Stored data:
· · · · · · ·
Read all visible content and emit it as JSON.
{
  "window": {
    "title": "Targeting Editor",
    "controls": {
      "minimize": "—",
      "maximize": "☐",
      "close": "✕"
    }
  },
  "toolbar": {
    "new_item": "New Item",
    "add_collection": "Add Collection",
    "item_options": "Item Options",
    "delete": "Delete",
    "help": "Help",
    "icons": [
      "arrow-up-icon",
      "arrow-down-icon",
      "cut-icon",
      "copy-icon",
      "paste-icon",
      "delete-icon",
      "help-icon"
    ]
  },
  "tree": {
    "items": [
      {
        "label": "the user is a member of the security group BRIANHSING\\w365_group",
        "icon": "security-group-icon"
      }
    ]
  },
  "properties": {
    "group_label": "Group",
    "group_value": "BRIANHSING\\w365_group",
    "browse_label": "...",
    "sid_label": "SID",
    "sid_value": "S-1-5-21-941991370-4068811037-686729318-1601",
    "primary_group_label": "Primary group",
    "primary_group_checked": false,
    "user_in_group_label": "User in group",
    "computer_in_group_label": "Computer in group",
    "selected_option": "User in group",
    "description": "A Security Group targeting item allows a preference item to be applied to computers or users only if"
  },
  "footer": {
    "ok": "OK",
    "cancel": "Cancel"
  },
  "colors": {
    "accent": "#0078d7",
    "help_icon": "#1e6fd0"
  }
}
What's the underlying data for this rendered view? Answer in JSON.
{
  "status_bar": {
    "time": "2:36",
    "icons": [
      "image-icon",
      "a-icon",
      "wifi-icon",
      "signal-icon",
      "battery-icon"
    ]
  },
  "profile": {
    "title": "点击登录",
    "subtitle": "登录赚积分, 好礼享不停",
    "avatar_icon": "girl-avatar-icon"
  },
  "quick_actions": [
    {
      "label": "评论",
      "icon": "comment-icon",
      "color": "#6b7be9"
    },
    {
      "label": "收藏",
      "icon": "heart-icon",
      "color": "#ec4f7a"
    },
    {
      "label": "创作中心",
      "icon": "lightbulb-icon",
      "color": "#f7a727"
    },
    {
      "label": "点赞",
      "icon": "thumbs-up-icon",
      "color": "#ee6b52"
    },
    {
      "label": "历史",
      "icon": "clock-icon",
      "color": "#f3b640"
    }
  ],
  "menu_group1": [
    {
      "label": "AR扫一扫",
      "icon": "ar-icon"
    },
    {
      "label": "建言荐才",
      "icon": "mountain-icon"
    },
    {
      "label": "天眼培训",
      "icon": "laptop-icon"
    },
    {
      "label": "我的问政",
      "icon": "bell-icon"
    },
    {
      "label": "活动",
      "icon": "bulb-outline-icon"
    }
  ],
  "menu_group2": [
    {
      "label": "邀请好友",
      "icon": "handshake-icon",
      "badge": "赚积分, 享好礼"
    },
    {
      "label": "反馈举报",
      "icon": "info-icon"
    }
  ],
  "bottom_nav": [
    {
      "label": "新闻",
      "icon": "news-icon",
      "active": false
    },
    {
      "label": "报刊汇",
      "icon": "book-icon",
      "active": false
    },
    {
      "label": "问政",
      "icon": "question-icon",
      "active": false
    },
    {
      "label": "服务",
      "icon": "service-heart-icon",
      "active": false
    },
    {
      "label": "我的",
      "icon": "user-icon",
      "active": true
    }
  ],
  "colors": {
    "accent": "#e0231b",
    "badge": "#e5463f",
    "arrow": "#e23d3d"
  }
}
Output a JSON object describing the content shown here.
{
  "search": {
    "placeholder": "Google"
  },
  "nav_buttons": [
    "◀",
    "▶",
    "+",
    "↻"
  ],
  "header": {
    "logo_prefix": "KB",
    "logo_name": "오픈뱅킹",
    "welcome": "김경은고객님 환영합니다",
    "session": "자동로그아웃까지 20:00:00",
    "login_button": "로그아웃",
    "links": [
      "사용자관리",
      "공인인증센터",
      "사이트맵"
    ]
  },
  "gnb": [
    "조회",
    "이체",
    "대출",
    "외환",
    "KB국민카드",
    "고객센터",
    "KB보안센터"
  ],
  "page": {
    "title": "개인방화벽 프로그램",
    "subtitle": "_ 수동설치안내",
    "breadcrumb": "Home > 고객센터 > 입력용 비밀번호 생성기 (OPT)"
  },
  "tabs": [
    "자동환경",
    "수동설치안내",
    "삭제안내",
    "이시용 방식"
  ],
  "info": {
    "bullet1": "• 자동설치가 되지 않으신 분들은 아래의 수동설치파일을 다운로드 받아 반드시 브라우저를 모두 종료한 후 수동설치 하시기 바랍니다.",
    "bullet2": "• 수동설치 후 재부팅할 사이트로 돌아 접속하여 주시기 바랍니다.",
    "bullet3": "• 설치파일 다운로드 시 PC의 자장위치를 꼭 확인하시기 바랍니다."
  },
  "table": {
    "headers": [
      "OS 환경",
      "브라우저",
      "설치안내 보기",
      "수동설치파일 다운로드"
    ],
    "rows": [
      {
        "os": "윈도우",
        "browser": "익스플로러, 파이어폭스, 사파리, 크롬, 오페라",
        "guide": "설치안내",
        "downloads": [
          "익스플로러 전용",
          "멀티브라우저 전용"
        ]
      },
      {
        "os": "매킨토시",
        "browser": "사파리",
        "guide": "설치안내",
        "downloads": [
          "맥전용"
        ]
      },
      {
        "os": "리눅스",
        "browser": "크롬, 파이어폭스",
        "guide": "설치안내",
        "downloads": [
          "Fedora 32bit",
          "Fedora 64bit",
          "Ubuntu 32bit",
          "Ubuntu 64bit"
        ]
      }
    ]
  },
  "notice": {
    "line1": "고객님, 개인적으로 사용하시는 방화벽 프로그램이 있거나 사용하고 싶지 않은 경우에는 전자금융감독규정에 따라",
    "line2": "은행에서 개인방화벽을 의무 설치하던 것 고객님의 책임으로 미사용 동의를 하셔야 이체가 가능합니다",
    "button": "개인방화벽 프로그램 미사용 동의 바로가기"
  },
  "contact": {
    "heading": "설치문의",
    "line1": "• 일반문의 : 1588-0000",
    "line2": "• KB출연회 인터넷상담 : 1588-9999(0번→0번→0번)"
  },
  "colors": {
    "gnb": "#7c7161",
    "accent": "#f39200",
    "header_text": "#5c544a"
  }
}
· · · · · · ·
EXERCISE INSTRUCTIONS: Write out every line of the data that holds the word "익스플로러".

TASK OUTPUT:
        "browser": "익스플로러, 파이어폭스, 사파리, 크롬, 오페라",
          "익스플로러 전용",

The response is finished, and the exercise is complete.